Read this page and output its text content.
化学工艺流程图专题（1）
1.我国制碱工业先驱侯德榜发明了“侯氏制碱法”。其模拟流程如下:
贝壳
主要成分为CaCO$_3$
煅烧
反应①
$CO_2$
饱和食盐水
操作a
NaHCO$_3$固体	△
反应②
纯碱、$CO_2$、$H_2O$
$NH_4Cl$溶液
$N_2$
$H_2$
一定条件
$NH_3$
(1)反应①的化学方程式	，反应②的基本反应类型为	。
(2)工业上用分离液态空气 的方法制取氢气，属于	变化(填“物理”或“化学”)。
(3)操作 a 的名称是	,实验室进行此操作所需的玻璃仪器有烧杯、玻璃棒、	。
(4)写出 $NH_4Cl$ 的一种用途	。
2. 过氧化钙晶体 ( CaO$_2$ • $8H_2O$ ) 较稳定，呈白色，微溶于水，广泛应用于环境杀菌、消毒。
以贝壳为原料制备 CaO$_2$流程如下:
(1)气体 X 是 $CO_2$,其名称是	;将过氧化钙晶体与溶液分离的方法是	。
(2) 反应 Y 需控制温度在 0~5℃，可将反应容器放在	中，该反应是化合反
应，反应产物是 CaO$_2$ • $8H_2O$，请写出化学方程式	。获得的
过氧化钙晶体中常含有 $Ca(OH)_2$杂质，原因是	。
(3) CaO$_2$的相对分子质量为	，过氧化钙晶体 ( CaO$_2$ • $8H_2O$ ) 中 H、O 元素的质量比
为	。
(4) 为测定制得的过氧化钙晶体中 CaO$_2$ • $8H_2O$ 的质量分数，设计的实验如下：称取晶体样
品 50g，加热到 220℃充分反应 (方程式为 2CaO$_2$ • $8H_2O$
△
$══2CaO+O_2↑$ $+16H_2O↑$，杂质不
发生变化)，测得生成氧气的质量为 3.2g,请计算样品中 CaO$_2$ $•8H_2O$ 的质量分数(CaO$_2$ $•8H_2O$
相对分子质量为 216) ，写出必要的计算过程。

= = = = = = =

● **WORK TO BE COMPLETED**:
Type out the material again exactly as presented.

● **ANSWER TO THE PROBLEM**:
Read this page and output its text content.
化学工艺流程图专题（1）
1.我国制碱工业先驱侯德榜发明了“侯氏制碱法”。其模拟流程如下:
贝壳
主要成分为CaCO$_3$
煅烧
反应①
$CO_2$
饱和食盐水
操作a
NaHCO$_3$固体	△
反应②
纯碱、$CO_2$、$H_2O$
$NH_4Cl$溶液
$N_2$
$H_2$
一定条件
$NH_3$
(1)反应①的化学方程式	，反应②的基本反应类型为	。
(2)工业上用分离液态空气 的方法制取氢气，属于	变化(填“物理”或“化学”)。
(3)操作 a 的名称是	,实验室进行此操作所需的玻璃仪器有烧杯、玻璃棒、	。
(4)写出 $NH_4Cl$ 的一种用途	。
2. 过氧化钙晶体 ( CaO$_2$ • $8H_2O$ ) 较稳定，呈白色，微溶于水，广泛应用于环境杀菌、消毒。
以贝壳为原料制备 CaO$_2$流程如下:
(1)气体 X 是 $CO_2$,其名称是	;将过氧化钙晶体与溶液分离的方法是	。
(2) 反应 Y 需控制温度在 0~5℃，可将反应容器放在	中，该反应是化合反
应，反应产物是 CaO$_2$ • $8H_2O$，请写出化学方程式	。获得的
过氧化钙晶体中常含有 $Ca(OH)_2$杂质，原因是	。
(3) CaO$_2$的相对分子质量为	，过氧化钙晶体 ( CaO$_2$ • $8H_2O$ ) 中 H、O 元素的质量比
为	。
(4) 为测定制得的过氧化钙晶体中 CaO$_2$ • $8H_2O$ 的质量分数，设计的实验如下：称取晶体样
品 50g，加热到 220℃充分反应 (方程式为 2CaO$_2$ • $8H_2O$
△
$══2CaO+O_2↑$ $+16H_2O↑$，杂质不
发生变化)，测得生成氧气的质量为 3.2g,请计算样品中 CaO$_2$ $•8H_2O$ 的质量分数(CaO$_2$ $•8H_2O$
相对分子质量为 216) ，写出必要的计算过程。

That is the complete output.